>> START INPUT RECORDS
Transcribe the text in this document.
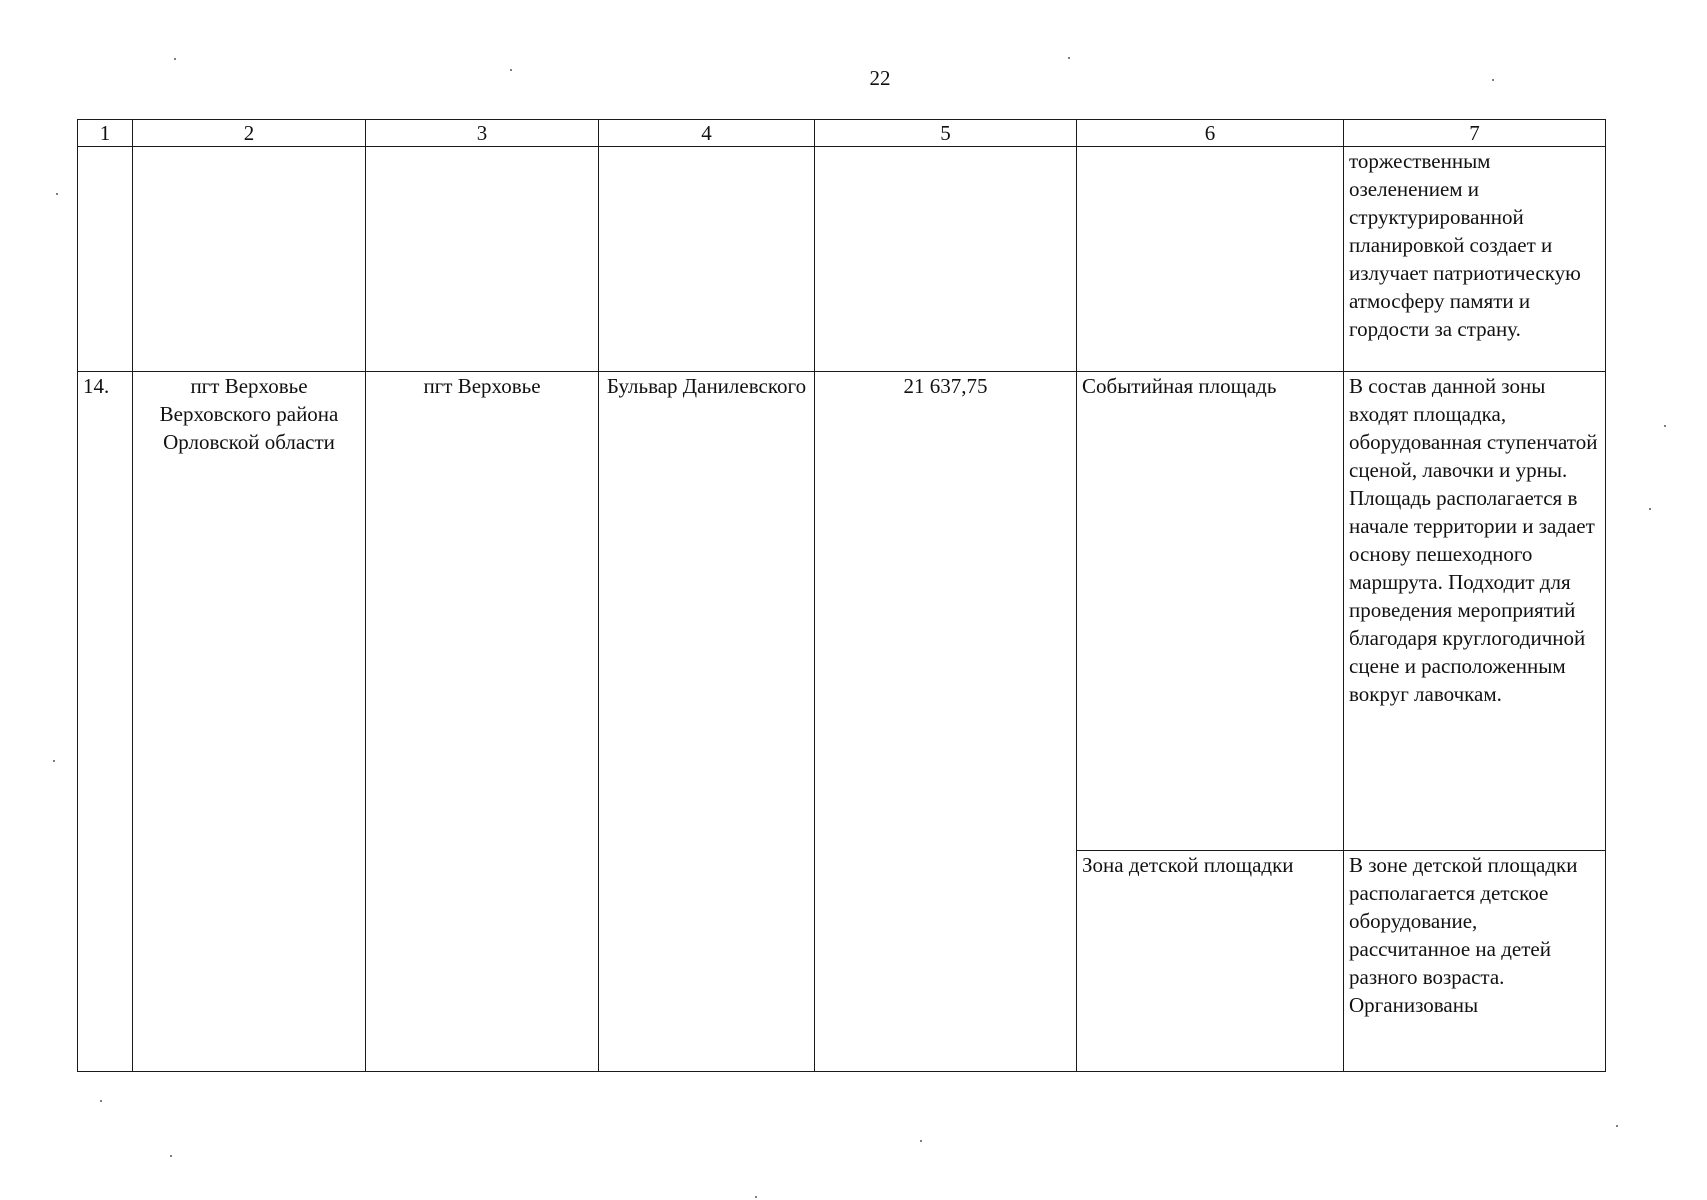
22
1	2	3	4	5	6	7
						торжественным озеленением и структурированной планировкой создает и излучает патриотическую атмосферу памяти и гордости за страну.
14.	пгт Верховье Верховского района Орловской области	пгт Верховье	Бульвар Данилевского	21 637,75	Событийная площадь	В состав данной зоны входят площадка, оборудованная ступенчатой сценой, лавочки и урны. Площадь располагается в начале территории и задает основу пешеходного маршрута. Подходит для проведения мероприятий благодаря круглогодичной сцене и расположенным вокруг лавочкам.
					Зона детской площадки	В зоне детской площадки располагается детское оборудование, рассчитанное на детей разного возраста. Организованы
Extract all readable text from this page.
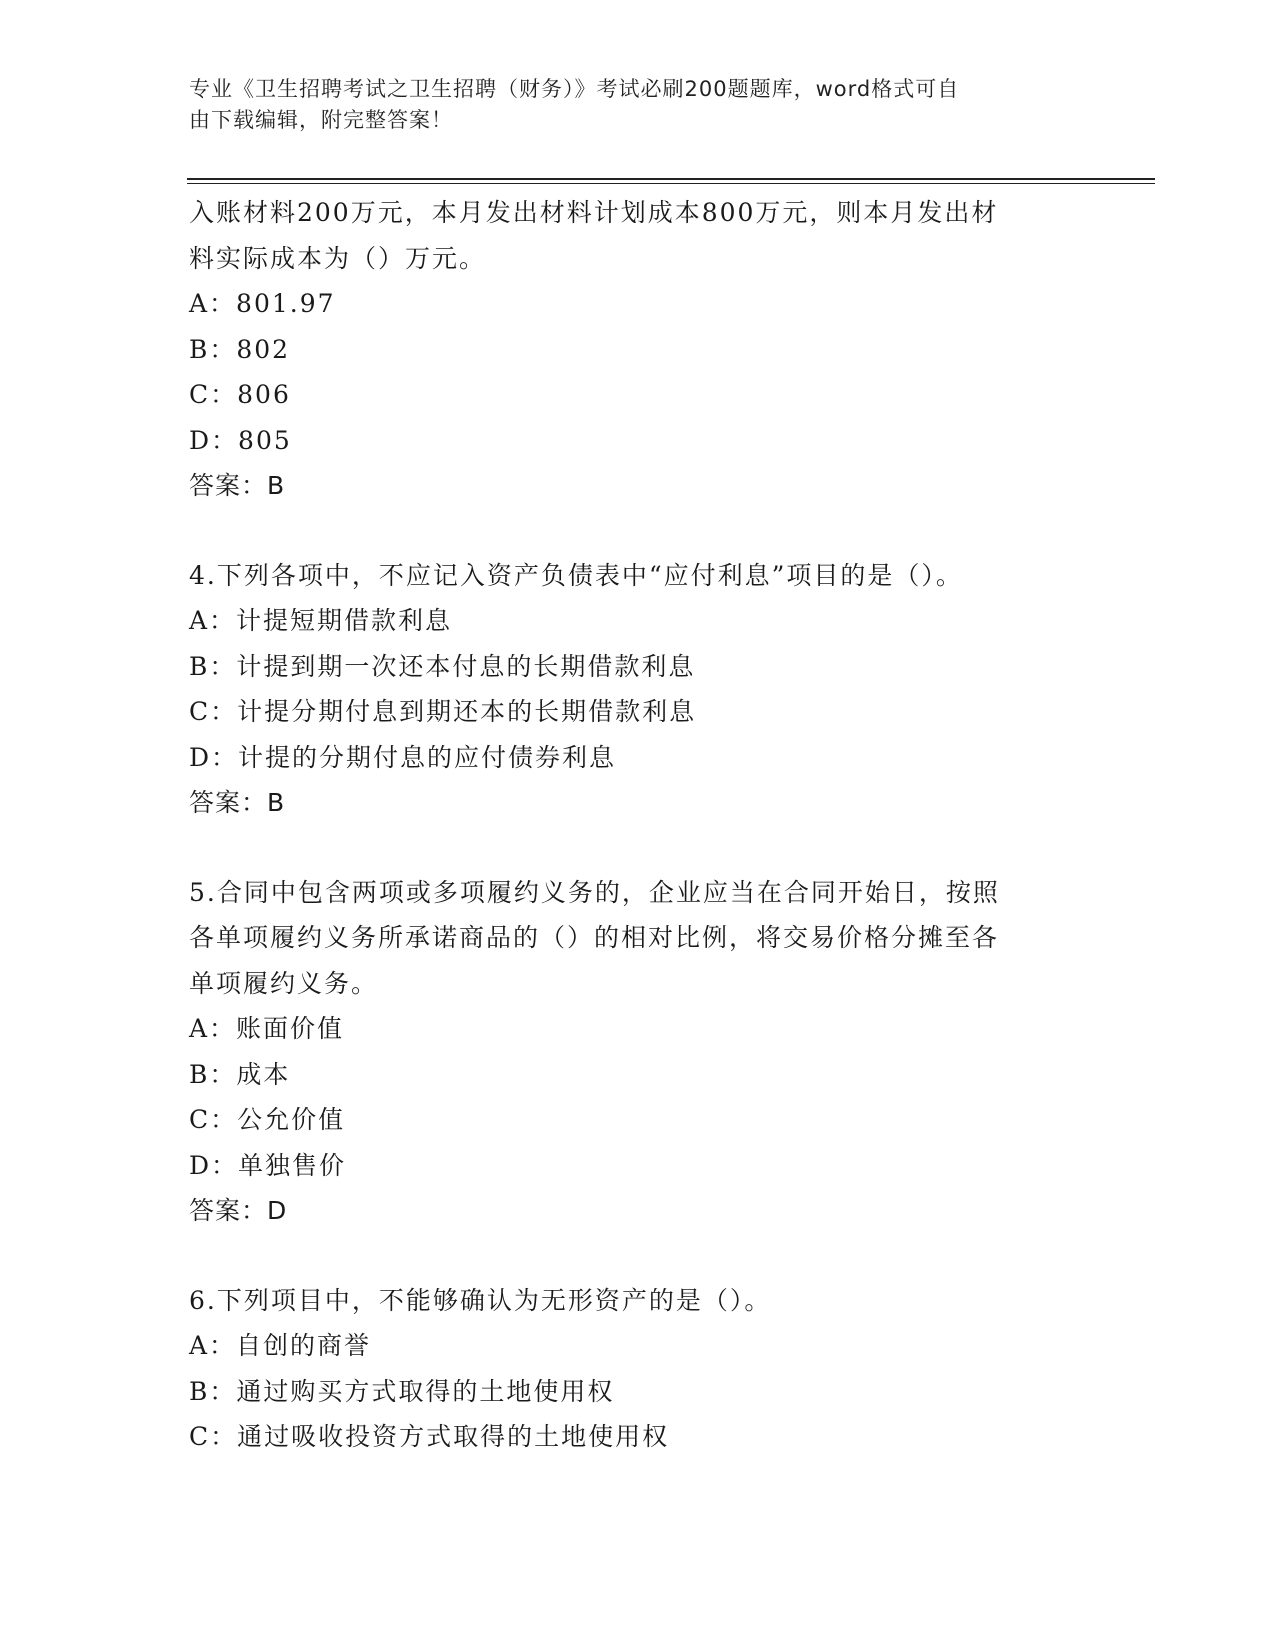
专业《卫生招聘考试之卫生招聘（财务）》考试必刷200题题库，word格式可自
由下载编辑，附完整答案！
入账材料200万元，本月发出材料计划成本800万元，则本月发出材
料实际成本为（）万元。
A：801.97
B：802
C：806
D：805
答案：B
4.下列各项中，不应记入资产负债表中“应付利息”项目的是（）。
A：计提短期借款利息
B：计提到期一次还本付息的长期借款利息
C：计提分期付息到期还本的长期借款利息
D：计提的分期付息的应付债券利息
答案：B
5.合同中包含两项或多项履约义务的，企业应当在合同开始日，按照
各单项履约义务所承诺商品的（）的相对比例，将交易价格分摊至各
单项履约义务。
A：账面价值
B：成本
C：公允价值
D：单独售价
答案：D
6.下列项目中，不能够确认为无形资产的是（）。
A：自创的商誉
B：通过购买方式取得的土地使用权
C：通过吸收投资方式取得的土地使用权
>> END INPUT RECORDS
• [OBJECTIVE]: Pull every line containing the word "this" out of the material and copy it.

• [OUTPUT]:
Transcribe the text in this document.
Extract all readable text from this page.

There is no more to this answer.